[Data excerpts]
★ ★ ★ ★
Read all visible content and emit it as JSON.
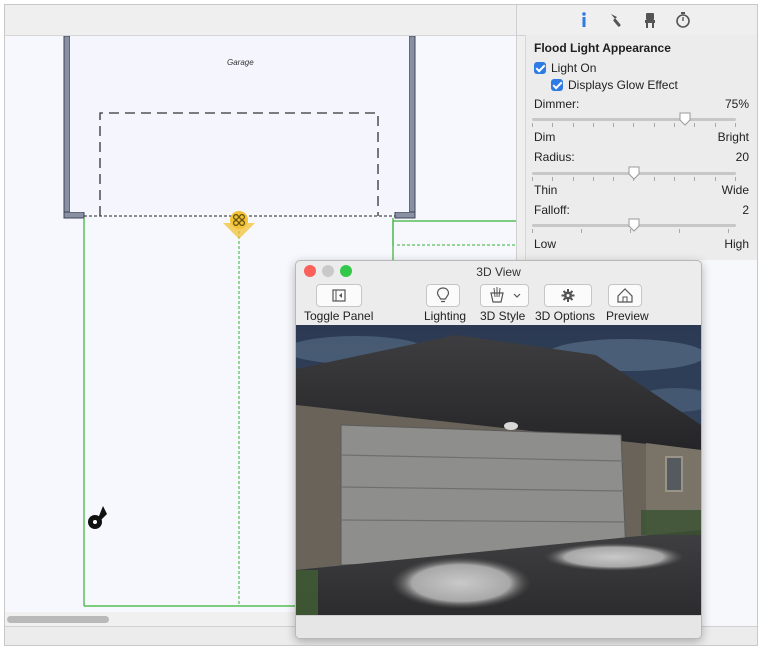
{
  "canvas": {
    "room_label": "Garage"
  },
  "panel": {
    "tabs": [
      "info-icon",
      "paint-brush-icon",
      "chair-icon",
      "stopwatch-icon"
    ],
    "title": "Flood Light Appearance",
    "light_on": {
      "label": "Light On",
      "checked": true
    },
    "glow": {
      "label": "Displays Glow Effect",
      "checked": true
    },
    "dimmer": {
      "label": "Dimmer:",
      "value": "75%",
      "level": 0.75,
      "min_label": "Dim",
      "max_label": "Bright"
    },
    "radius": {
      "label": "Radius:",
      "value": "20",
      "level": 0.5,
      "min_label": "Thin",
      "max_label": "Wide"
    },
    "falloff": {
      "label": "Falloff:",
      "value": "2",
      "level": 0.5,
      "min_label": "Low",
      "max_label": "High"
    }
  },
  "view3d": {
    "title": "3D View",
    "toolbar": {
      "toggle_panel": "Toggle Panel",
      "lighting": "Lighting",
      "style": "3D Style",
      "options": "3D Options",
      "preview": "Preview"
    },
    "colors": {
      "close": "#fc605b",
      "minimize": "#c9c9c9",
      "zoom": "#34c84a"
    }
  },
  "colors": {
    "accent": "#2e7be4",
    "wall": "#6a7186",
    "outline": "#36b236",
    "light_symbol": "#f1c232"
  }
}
★ ★ ★ ★
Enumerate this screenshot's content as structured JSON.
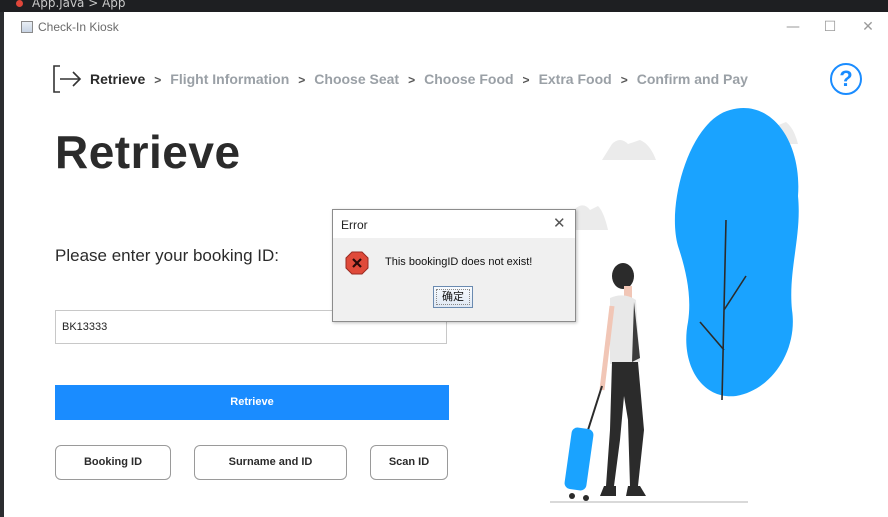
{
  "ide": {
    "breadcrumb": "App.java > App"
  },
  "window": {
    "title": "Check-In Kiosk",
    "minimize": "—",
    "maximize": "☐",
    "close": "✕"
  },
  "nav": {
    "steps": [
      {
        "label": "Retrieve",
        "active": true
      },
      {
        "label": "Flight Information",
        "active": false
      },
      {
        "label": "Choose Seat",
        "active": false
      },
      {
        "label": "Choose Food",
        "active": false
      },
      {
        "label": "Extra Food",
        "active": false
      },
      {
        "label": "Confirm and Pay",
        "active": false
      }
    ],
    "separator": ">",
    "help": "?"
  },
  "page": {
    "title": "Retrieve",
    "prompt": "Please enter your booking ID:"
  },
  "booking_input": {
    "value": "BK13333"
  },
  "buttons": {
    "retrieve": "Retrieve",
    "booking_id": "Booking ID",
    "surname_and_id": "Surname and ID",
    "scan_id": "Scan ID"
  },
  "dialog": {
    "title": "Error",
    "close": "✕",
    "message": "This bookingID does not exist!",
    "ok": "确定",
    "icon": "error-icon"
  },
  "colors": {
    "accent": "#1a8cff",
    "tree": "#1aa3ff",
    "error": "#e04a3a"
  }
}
★ ★ ★ ★
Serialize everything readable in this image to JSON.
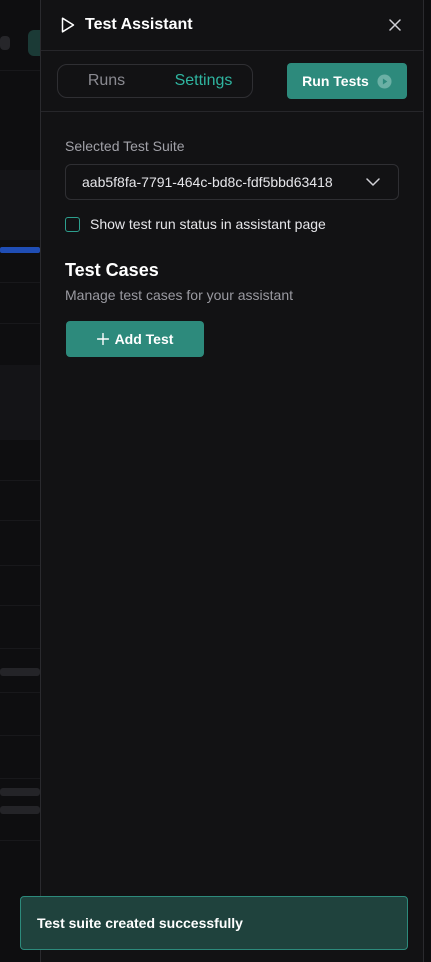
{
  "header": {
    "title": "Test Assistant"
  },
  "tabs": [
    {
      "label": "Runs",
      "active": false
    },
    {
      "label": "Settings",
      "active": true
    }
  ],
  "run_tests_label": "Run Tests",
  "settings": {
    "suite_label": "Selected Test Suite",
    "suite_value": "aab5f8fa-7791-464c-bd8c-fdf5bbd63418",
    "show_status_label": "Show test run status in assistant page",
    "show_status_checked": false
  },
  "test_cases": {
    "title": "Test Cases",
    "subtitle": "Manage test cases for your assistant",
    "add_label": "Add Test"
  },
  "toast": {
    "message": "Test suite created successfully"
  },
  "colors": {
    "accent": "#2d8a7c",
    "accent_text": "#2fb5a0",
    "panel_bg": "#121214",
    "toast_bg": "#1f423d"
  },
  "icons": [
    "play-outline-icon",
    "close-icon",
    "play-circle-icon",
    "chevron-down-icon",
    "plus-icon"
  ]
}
★ ★ ★ ★
Identify the lines that hold the word "content". Copy every one of them.

◆ ANSWER TO THIS TASK:
Read all visible content and emit it as JSON.
Enumerate this screenshot's content as structured JSON.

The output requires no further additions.